Copy out the passage on management commitment and the quality improvement team word for word, from start to finish.

++++ SOURCE TEXT ++++

Managers easily express support for quality but committing to quality is more demanding as it should include them understanding the processes to improve quality. It would be more useful if this commitment was expressed in developing their understanding of quality, for example by studying quality.
If management does not have this understanding, they may fail to help the company to improve quality as problems occur. Everyone at the company will be influenced by the level of commitment that management has.
Crosby wrote, “Workers are like a mirror. The reflection you see is your own”. Management commitment is also important for success because problems will be encountered and if managers understand how to improve the quality they will be able to support their teams in improving quality.
Point 2: Quality Improvement Team
A Quality Improvement Team should be recruited “to run the quality improvement programme”. Crosby says that this should be a part-time role except for the chairperson.
In manufacturing this may have been a good way to organise for quality, however lean and agile development teams have a flatter structure. Having a separate quality improvement team places quality outside the normal line of management which could lead to it not having as much weight as day to day issues. It also takes responsibilities for quality improvement away from the engineering teams. Quality improvement, for lean and agile teams, is more likely to succeed if it is at the heart of what the team does and so should be part of the team's responsibilities.

++++ INFORMATION SHOWN ++++

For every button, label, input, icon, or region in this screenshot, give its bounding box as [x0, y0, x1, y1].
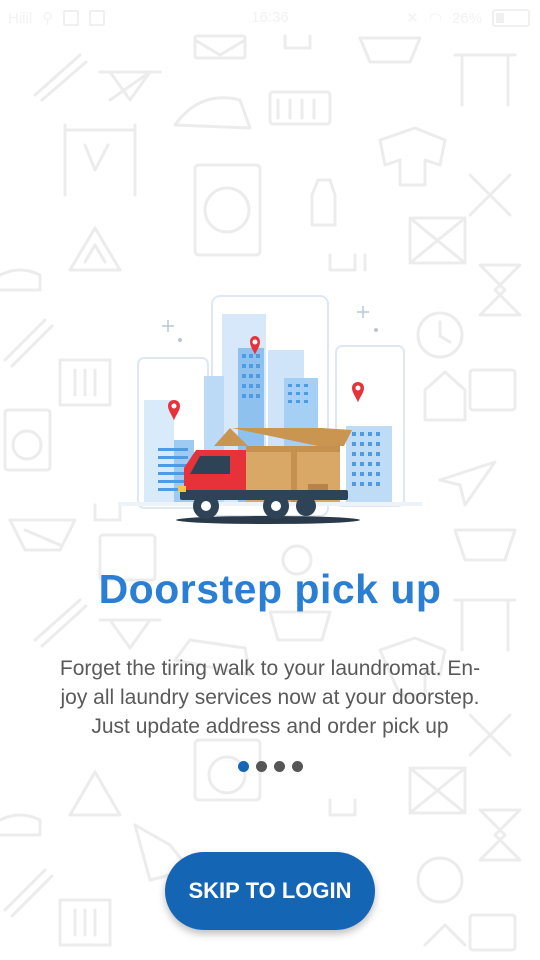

++++

▶ [TASK SOLUTION]:
Managers easily express support for quality but committing to quality is more demanding as it should include them understanding the processes to improve quality. It would be more useful if this commitment was expressed in developing their understanding of quality, for example by studying quality.
If management does not have this understanding, they may fail to help the company to improve quality as problems occur. Everyone at the company will be influenced by the level of commitment that management has.
Crosby wrote, “Workers are like a mirror. The reflection you see is your own”. Management commitment is also important for success because problems will be encountered and if managers understand how to improve the quality they will be able to support their teams in improving quality.
Point 2: Quality Improvement Team
A Quality Improvement Team should be recruited “to run the quality improvement programme”. Crosby says that this should be a part-time role except for the chairperson.
In manufacturing this may have been a good way to organise for quality, however lean and agile development teams have a flatter structure. Having a separate quality improvement team places quality outside the normal line of management which could lead to it not having as much weight as day to day issues. It also takes responsibilities for quality improvement away from the engineering teams. Quality improvement, for lean and agile teams, is more likely to succeed if it is at the heart of what the team does and so should be part of the team's responsibilities.